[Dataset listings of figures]
┄┄┄┄┄┄
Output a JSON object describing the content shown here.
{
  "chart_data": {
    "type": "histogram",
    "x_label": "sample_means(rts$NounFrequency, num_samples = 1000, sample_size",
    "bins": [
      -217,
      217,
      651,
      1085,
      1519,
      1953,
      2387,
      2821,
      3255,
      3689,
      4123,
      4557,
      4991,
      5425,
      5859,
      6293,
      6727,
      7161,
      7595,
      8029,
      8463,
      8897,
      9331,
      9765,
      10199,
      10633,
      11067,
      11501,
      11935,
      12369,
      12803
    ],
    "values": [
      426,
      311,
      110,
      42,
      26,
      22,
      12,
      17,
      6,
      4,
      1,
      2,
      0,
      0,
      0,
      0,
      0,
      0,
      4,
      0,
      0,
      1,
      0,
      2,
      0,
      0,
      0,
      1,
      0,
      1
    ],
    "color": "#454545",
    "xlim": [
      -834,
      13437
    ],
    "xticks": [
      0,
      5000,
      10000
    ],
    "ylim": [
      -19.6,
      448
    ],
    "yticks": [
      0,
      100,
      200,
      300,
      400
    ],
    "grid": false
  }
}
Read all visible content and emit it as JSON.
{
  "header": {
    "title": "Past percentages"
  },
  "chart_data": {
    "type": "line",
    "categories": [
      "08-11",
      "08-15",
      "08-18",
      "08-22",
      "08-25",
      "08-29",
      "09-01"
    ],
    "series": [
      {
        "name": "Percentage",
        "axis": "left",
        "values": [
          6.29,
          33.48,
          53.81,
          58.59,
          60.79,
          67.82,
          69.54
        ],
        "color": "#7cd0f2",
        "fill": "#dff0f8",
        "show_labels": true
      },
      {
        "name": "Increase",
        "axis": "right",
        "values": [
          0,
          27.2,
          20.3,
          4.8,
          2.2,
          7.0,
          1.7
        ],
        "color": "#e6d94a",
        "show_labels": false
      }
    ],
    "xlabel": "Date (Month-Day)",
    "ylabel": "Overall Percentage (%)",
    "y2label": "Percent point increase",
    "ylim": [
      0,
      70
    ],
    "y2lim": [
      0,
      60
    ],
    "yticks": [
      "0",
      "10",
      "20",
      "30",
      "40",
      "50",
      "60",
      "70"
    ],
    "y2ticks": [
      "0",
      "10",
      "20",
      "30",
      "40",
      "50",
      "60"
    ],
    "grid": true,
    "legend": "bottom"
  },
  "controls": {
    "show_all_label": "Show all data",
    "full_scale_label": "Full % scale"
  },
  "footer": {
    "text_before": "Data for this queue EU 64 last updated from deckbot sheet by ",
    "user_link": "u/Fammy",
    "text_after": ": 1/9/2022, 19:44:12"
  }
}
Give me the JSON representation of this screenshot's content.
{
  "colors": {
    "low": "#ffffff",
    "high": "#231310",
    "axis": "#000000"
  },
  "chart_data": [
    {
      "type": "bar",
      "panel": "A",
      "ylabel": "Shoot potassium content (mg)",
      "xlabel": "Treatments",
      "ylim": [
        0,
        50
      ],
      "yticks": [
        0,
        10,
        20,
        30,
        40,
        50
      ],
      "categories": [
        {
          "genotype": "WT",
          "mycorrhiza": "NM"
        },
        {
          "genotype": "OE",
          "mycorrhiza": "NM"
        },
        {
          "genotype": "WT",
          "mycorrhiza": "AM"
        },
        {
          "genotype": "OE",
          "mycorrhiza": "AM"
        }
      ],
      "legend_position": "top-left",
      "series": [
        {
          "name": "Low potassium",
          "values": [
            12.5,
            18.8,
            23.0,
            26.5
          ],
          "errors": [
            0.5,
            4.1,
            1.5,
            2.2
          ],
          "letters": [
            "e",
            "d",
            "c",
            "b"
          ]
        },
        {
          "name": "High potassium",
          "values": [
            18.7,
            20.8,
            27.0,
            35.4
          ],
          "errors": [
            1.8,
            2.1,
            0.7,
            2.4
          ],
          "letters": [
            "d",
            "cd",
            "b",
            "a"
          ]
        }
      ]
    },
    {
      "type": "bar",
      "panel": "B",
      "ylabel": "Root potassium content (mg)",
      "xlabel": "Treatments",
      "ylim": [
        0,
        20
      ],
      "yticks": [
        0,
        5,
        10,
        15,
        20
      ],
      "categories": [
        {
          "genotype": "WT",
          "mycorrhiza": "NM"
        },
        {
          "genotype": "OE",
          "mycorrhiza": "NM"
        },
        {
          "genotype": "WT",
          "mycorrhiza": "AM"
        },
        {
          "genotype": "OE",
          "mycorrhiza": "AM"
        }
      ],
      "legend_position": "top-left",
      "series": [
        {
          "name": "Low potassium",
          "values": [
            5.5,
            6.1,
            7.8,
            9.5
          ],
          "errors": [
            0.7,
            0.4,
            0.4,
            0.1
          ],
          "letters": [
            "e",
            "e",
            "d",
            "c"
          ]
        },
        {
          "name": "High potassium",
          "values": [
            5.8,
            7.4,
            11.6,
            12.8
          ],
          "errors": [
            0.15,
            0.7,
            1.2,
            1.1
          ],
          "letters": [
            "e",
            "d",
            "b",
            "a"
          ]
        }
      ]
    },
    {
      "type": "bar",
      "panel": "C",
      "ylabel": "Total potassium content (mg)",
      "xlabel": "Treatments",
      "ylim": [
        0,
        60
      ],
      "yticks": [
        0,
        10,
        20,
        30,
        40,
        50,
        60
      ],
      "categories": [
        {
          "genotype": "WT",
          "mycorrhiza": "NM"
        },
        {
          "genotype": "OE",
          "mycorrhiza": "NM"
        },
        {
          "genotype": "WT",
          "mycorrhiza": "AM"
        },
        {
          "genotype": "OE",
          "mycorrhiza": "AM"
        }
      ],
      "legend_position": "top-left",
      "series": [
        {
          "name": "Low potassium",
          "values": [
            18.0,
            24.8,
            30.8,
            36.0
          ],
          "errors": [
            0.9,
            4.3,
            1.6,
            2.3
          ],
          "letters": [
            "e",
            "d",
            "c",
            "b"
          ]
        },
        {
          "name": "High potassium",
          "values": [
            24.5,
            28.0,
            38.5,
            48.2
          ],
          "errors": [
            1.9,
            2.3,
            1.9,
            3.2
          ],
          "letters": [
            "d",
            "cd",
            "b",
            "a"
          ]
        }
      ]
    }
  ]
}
┄┄┄┄┄┄
• [JOB]
Give the listing again, word for word.

• [WRITTEN REPLY]
Output a JSON object describing the content shown here.
{
  "chart_data": {
    "type": "histogram",
    "x_label": "sample_means(rts$NounFrequency, num_samples = 1000, sample_size",
    "bins": [
      -217,
      217,
      651,
      1085,
      1519,
      1953,
      2387,
      2821,
      3255,
      3689,
      4123,
      4557,
      4991,
      5425,
      5859,
      6293,
      6727,
      7161,
      7595,
      8029,
      8463,
      8897,
      9331,
      9765,
      10199,
      10633,
      11067,
      11501,
      11935,
      12369,
      12803
    ],
    "values": [
      426,
      311,
      110,
      42,
      26,
      22,
      12,
      17,
      6,
      4,
      1,
      2,
      0,
      0,
      0,
      0,
      0,
      0,
      4,
      0,
      0,
      1,
      0,
      2,
      0,
      0,
      0,
      1,
      0,
      1
    ],
    "color": "#454545",
    "xlim": [
      -834,
      13437
    ],
    "xticks": [
      0,
      5000,
      10000
    ],
    "ylim": [
      -19.6,
      448
    ],
    "yticks": [
      0,
      100,
      200,
      300,
      400
    ],
    "grid": false
  }
}
Read all visible content and emit it as JSON.
{
  "header": {
    "title": "Past percentages"
  },
  "chart_data": {
    "type": "line",
    "categories": [
      "08-11",
      "08-15",
      "08-18",
      "08-22",
      "08-25",
      "08-29",
      "09-01"
    ],
    "series": [
      {
        "name": "Percentage",
        "axis": "left",
        "values": [
          6.29,
          33.48,
          53.81,
          58.59,
          60.79,
          67.82,
          69.54
        ],
        "color": "#7cd0f2",
        "fill": "#dff0f8",
        "show_labels": true
      },
      {
        "name": "Increase",
        "axis": "right",
        "values": [
          0,
          27.2,
          20.3,
          4.8,
          2.2,
          7.0,
          1.7
        ],
        "color": "#e6d94a",
        "show_labels": false
      }
    ],
    "xlabel": "Date (Month-Day)",
    "ylabel": "Overall Percentage (%)",
    "y2label": "Percent point increase",
    "ylim": [
      0,
      70
    ],
    "y2lim": [
      0,
      60
    ],
    "yticks": [
      "0",
      "10",
      "20",
      "30",
      "40",
      "50",
      "60",
      "70"
    ],
    "y2ticks": [
      "0",
      "10",
      "20",
      "30",
      "40",
      "50",
      "60"
    ],
    "grid": true,
    "legend": "bottom"
  },
  "controls": {
    "show_all_label": "Show all data",
    "full_scale_label": "Full % scale"
  },
  "footer": {
    "text_before": "Data for this queue EU 64 last updated from deckbot sheet by ",
    "user_link": "u/Fammy",
    "text_after": ": 1/9/2022, 19:44:12"
  }
}
Give me the JSON representation of this screenshot's content.
{
  "colors": {
    "low": "#ffffff",
    "high": "#231310",
    "axis": "#000000"
  },
  "chart_data": [
    {
      "type": "bar",
      "panel": "A",
      "ylabel": "Shoot potassium content (mg)",
      "xlabel": "Treatments",
      "ylim": [
        0,
        50
      ],
      "yticks": [
        0,
        10,
        20,
        30,
        40,
        50
      ],
      "categories": [
        {
          "genotype": "WT",
          "mycorrhiza": "NM"
        },
        {
          "genotype": "OE",
          "mycorrhiza": "NM"
        },
        {
          "genotype": "WT",
          "mycorrhiza": "AM"
        },
        {
          "genotype": "OE",
          "mycorrhiza": "AM"
        }
      ],
      "legend_position": "top-left",
      "series": [
        {
          "name": "Low potassium",
          "values": [
            12.5,
            18.8,
            23.0,
            26.5
          ],
          "errors": [
            0.5,
            4.1,
            1.5,
            2.2
          ],
          "letters": [
            "e",
            "d",
            "c",
            "b"
          ]
        },
        {
          "name": "High potassium",
          "values": [
            18.7,
            20.8,
            27.0,
            35.4
          ],
          "errors": [
            1.8,
            2.1,
            0.7,
            2.4
          ],
          "letters": [
            "d",
            "cd",
            "b",
            "a"
          ]
        }
      ]
    },
    {
      "type": "bar",
      "panel": "B",
      "ylabel": "Root potassium content (mg)",
      "xlabel": "Treatments",
      "ylim": [
        0,
        20
      ],
      "yticks": [
        0,
        5,
        10,
        15,
        20
      ],
      "categories": [
        {
          "genotype": "WT",
          "mycorrhiza": "NM"
        },
        {
          "genotype": "OE",
          "mycorrhiza": "NM"
        },
        {
          "genotype": "WT",
          "mycorrhiza": "AM"
        },
        {
          "genotype": "OE",
          "mycorrhiza": "AM"
        }
      ],
      "legend_position": "top-left",
      "series": [
        {
          "name": "Low potassium",
          "values": [
            5.5,
            6.1,
            7.8,
            9.5
          ],
          "errors": [
            0.7,
            0.4,
            0.4,
            0.1
          ],
          "letters": [
            "e",
            "e",
            "d",
            "c"
          ]
        },
        {
          "name": "High potassium",
          "values": [
            5.8,
            7.4,
            11.6,
            12.8
          ],
          "errors": [
            0.15,
            0.7,
            1.2,
            1.1
          ],
          "letters": [
            "e",
            "d",
            "b",
            "a"
          ]
        }
      ]
    },
    {
      "type": "bar",
      "panel": "C",
      "ylabel": "Total potassium content (mg)",
      "xlabel": "Treatments",
      "ylim": [
        0,
        60
      ],
      "yticks": [
        0,
        10,
        20,
        30,
        40,
        50,
        60
      ],
      "categories": [
        {
          "genotype": "WT",
          "mycorrhiza": "NM"
        },
        {
          "genotype": "OE",
          "mycorrhiza": "NM"
        },
        {
          "genotype": "WT",
          "mycorrhiza": "AM"
        },
        {
          "genotype": "OE",
          "mycorrhiza": "AM"
        }
      ],
      "legend_position": "top-left",
      "series": [
        {
          "name": "Low potassium",
          "values": [
            18.0,
            24.8,
            30.8,
            36.0
          ],
          "errors": [
            0.9,
            4.3,
            1.6,
            2.3
          ],
          "letters": [
            "e",
            "d",
            "c",
            "b"
          ]
        },
        {
          "name": "High potassium",
          "values": [
            24.5,
            28.0,
            38.5,
            48.2
          ],
          "errors": [
            1.9,
            2.3,
            1.9,
            3.2
          ],
          "letters": [
            "d",
            "cd",
            "b",
            "a"
          ]
        }
      ]
    }
  ]
}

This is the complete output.